Records for processing:
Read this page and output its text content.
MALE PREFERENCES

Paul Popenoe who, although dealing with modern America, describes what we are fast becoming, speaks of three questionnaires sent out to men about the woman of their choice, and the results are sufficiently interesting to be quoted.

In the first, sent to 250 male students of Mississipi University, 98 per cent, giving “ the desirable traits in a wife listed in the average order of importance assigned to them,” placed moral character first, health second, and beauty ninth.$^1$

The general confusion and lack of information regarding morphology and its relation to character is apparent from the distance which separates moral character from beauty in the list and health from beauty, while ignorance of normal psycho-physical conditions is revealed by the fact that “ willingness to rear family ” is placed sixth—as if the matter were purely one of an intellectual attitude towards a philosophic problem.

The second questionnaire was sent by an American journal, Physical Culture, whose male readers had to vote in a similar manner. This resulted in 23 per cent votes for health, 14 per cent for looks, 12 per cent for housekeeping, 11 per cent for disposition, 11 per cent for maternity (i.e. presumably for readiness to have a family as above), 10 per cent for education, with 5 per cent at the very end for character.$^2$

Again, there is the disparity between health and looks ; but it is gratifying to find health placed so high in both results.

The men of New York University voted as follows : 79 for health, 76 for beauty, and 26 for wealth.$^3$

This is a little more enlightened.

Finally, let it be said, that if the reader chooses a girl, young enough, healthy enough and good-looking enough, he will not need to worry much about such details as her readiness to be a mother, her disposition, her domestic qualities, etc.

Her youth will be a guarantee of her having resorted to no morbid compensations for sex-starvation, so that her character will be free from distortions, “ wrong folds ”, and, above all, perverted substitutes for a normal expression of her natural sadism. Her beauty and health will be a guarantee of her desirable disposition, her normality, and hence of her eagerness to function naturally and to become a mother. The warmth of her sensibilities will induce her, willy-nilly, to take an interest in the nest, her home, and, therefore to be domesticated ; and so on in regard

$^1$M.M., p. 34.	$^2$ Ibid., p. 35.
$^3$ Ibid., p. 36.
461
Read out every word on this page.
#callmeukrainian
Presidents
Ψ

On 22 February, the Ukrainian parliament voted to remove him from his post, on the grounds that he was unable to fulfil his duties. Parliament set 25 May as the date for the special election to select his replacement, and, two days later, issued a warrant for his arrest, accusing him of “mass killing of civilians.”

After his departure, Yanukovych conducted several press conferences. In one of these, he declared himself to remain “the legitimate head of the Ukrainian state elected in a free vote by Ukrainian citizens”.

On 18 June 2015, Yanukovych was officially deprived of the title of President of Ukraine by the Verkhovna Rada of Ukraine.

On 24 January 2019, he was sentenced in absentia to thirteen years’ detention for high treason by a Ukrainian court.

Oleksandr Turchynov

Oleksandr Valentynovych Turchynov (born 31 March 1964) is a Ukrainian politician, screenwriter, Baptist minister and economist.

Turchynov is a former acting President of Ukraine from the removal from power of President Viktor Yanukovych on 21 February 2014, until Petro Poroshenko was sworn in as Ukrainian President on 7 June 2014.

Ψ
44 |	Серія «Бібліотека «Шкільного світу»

Required task: Reproduce every line of the material above exactly.

Right answer:
Read this page and output its text content.
MALE PREFERENCES

Paul Popenoe who, although dealing with modern America, describes what we are fast becoming, speaks of three questionnaires sent out to men about the woman of their choice, and the results are sufficiently interesting to be quoted.

In the first, sent to 250 male students of Mississipi University, 98 per cent, giving “ the desirable traits in a wife listed in the average order of importance assigned to them,” placed moral character first, health second, and beauty ninth.$^1$

The general confusion and lack of information regarding morphology and its relation to character is apparent from the distance which separates moral character from beauty in the list and health from beauty, while ignorance of normal psycho-physical conditions is revealed by the fact that “ willingness to rear family ” is placed sixth—as if the matter were purely one of an intellectual attitude towards a philosophic problem.

The second questionnaire was sent by an American journal, Physical Culture, whose male readers had to vote in a similar manner. This resulted in 23 per cent votes for health, 14 per cent for looks, 12 per cent for housekeeping, 11 per cent for disposition, 11 per cent for maternity (i.e. presumably for readiness to have a family as above), 10 per cent for education, with 5 per cent at the very end for character.$^2$

Again, there is the disparity between health and looks ; but it is gratifying to find health placed so high in both results.

The men of New York University voted as follows : 79 for health, 76 for beauty, and 26 for wealth.$^3$

This is a little more enlightened.

Finally, let it be said, that if the reader chooses a girl, young enough, healthy enough and good-looking enough, he will not need to worry much about such details as her readiness to be a mother, her disposition, her domestic qualities, etc.

Her youth will be a guarantee of her having resorted to no morbid compensations for sex-starvation, so that her character will be free from distortions, “ wrong folds ”, and, above all, perverted substitutes for a normal expression of her natural sadism. Her beauty and health will be a guarantee of her desirable disposition, her normality, and hence of her eagerness to function naturally and to become a mother. The warmth of her sensibilities will induce her, willy-nilly, to take an interest in the nest, her home, and, therefore to be domesticated ; and so on in regard

$^1$M.M., p. 34.	$^2$ Ibid., p. 35.
$^3$ Ibid., p. 36.
461
Read out every word on this page.
#callmeukrainian
Presidents
Ψ

On 22 February, the Ukrainian parliament voted to remove him from his post, on the grounds that he was unable to fulfil his duties. Parliament set 25 May as the date for the special election to select his replacement, and, two days later, issued a warrant for his arrest, accusing him of “mass killing of civilians.”

After his departure, Yanukovych conducted several press conferences. In one of these, he declared himself to remain “the legitimate head of the Ukrainian state elected in a free vote by Ukrainian citizens”.

On 18 June 2015, Yanukovych was officially deprived of the title of President of Ukraine by the Verkhovna Rada of Ukraine.

On 24 January 2019, he was sentenced in absentia to thirteen years’ detention for high treason by a Ukrainian court.

Oleksandr Turchynov

Oleksandr Valentynovych Turchynov (born 31 March 1964) is a Ukrainian politician, screenwriter, Baptist minister and economist.

Turchynov is a former acting President of Ukraine from the removal from power of President Viktor Yanukovych on 21 February 2014, until Petro Poroshenko was sworn in as Ukrainian President on 7 June 2014.

Ψ
44 |	Серія «Бібліотека «Шкільного світу»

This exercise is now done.